*Task brief*: In the listing that follows, how many lines contain "name"? Give the number only.

┌─ Listed records

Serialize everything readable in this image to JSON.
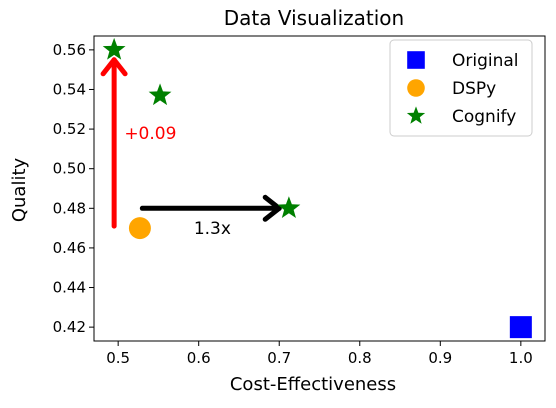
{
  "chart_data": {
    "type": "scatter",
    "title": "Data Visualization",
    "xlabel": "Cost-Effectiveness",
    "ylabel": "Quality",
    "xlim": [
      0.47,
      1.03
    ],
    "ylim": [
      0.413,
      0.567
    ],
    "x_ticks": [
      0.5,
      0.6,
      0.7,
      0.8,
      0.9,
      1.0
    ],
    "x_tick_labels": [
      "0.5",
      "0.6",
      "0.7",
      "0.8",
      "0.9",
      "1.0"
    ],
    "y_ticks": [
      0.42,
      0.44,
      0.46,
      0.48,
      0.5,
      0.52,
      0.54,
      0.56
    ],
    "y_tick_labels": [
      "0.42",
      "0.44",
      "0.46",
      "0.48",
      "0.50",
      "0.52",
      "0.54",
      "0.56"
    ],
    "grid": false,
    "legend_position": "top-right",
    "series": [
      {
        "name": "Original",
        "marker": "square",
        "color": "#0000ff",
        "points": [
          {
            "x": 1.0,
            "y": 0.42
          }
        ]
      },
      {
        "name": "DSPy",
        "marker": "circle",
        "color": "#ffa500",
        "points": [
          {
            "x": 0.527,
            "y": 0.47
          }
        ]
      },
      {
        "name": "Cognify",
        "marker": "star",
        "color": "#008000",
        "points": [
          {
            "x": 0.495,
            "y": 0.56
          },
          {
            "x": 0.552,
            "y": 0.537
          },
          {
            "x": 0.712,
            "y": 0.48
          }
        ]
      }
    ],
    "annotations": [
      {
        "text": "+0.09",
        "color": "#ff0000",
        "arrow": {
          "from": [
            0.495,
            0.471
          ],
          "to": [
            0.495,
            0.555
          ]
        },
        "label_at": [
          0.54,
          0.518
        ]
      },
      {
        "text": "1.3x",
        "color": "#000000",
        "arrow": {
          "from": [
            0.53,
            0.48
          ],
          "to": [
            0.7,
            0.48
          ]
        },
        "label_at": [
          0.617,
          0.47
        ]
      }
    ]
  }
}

└─

*Expected output*: 3